▶ The task
What follows are records. Restate all of them word for word.

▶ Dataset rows
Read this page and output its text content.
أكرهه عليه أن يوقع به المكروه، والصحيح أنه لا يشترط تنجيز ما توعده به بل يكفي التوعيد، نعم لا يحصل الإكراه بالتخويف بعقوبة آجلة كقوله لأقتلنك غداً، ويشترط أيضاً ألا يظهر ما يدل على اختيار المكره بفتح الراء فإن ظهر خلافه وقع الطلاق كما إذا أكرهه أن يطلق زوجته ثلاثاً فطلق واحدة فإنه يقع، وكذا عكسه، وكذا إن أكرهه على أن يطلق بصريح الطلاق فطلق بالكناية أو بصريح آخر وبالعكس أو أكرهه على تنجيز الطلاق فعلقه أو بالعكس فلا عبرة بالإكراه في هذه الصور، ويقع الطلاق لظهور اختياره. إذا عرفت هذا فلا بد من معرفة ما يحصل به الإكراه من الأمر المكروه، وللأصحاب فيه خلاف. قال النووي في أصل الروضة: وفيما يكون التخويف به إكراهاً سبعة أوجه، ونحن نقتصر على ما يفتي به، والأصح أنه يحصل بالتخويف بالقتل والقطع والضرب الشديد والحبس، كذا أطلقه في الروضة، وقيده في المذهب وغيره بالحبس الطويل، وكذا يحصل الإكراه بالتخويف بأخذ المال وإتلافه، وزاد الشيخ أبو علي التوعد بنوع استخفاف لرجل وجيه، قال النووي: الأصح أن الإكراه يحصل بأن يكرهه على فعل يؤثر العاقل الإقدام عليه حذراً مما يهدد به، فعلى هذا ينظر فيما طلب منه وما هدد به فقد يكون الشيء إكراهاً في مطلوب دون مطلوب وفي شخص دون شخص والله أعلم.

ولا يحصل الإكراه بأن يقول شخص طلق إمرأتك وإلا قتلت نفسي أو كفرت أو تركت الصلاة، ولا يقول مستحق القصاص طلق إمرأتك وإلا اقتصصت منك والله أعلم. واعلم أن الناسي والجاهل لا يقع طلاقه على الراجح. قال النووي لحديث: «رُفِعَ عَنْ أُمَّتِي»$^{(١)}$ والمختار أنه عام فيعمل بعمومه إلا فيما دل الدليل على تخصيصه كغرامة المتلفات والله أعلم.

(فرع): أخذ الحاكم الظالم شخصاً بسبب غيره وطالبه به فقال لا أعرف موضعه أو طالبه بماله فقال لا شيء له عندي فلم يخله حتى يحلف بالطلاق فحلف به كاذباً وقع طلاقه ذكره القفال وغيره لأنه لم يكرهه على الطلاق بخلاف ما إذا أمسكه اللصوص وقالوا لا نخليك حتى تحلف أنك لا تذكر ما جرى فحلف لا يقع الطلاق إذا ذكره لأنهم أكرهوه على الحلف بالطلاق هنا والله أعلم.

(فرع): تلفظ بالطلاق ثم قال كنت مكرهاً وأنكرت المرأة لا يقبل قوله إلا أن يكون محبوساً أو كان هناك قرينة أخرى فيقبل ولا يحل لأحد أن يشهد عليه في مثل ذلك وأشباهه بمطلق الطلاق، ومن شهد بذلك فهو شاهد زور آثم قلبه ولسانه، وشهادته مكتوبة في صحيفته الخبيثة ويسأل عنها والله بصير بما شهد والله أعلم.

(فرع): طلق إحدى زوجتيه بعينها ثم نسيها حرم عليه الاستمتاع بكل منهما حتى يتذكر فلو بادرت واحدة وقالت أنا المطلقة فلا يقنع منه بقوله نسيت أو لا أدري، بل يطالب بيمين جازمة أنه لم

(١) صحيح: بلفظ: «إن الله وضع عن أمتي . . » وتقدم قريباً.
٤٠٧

▶ Expected answer
Read this page and output its text content.
أكرهه عليه أن يوقع به المكروه، والصحيح أنه لا يشترط تنجيز ما توعده به بل يكفي التوعيد، نعم لا يحصل الإكراه بالتخويف بعقوبة آجلة كقوله لأقتلنك غداً، ويشترط أيضاً ألا يظهر ما يدل على اختيار المكره بفتح الراء فإن ظهر خلافه وقع الطلاق كما إذا أكرهه أن يطلق زوجته ثلاثاً فطلق واحدة فإنه يقع، وكذا عكسه، وكذا إن أكرهه على أن يطلق بصريح الطلاق فطلق بالكناية أو بصريح آخر وبالعكس أو أكرهه على تنجيز الطلاق فعلقه أو بالعكس فلا عبرة بالإكراه في هذه الصور، ويقع الطلاق لظهور اختياره. إذا عرفت هذا فلا بد من معرفة ما يحصل به الإكراه من الأمر المكروه، وللأصحاب فيه خلاف. قال النووي في أصل الروضة: وفيما يكون التخويف به إكراهاً سبعة أوجه، ونحن نقتصر على ما يفتي به، والأصح أنه يحصل بالتخويف بالقتل والقطع والضرب الشديد والحبس، كذا أطلقه في الروضة، وقيده في المذهب وغيره بالحبس الطويل، وكذا يحصل الإكراه بالتخويف بأخذ المال وإتلافه، وزاد الشيخ أبو علي التوعد بنوع استخفاف لرجل وجيه، قال النووي: الأصح أن الإكراه يحصل بأن يكرهه على فعل يؤثر العاقل الإقدام عليه حذراً مما يهدد به، فعلى هذا ينظر فيما طلب منه وما هدد به فقد يكون الشيء إكراهاً في مطلوب دون مطلوب وفي شخص دون شخص والله أعلم.

ولا يحصل الإكراه بأن يقول شخص طلق إمرأتك وإلا قتلت نفسي أو كفرت أو تركت الصلاة، ولا يقول مستحق القصاص طلق إمرأتك وإلا اقتصصت منك والله أعلم. واعلم أن الناسي والجاهل لا يقع طلاقه على الراجح. قال النووي لحديث: «رُفِعَ عَنْ أُمَّتِي»$^{(١)}$ والمختار أنه عام فيعمل بعمومه إلا فيما دل الدليل على تخصيصه كغرامة المتلفات والله أعلم.

(فرع): أخذ الحاكم الظالم شخصاً بسبب غيره وطالبه به فقال لا أعرف موضعه أو طالبه بماله فقال لا شيء له عندي فلم يخله حتى يحلف بالطلاق فحلف به كاذباً وقع طلاقه ذكره القفال وغيره لأنه لم يكرهه على الطلاق بخلاف ما إذا أمسكه اللصوص وقالوا لا نخليك حتى تحلف أنك لا تذكر ما جرى فحلف لا يقع الطلاق إذا ذكره لأنهم أكرهوه على الحلف بالطلاق هنا والله أعلم.

(فرع): تلفظ بالطلاق ثم قال كنت مكرهاً وأنكرت المرأة لا يقبل قوله إلا أن يكون محبوساً أو كان هناك قرينة أخرى فيقبل ولا يحل لأحد أن يشهد عليه في مثل ذلك وأشباهه بمطلق الطلاق، ومن شهد بذلك فهو شاهد زور آثم قلبه ولسانه، وشهادته مكتوبة في صحيفته الخبيثة ويسأل عنها والله بصير بما شهد والله أعلم.

(فرع): طلق إحدى زوجتيه بعينها ثم نسيها حرم عليه الاستمتاع بكل منهما حتى يتذكر فلو بادرت واحدة وقالت أنا المطلقة فلا يقنع منه بقوله نسيت أو لا أدري، بل يطالب بيمين جازمة أنه لم

(١) صحيح: بلفظ: «إن الله وضع عن أمتي . . » وتقدم قريباً.
٤٠٧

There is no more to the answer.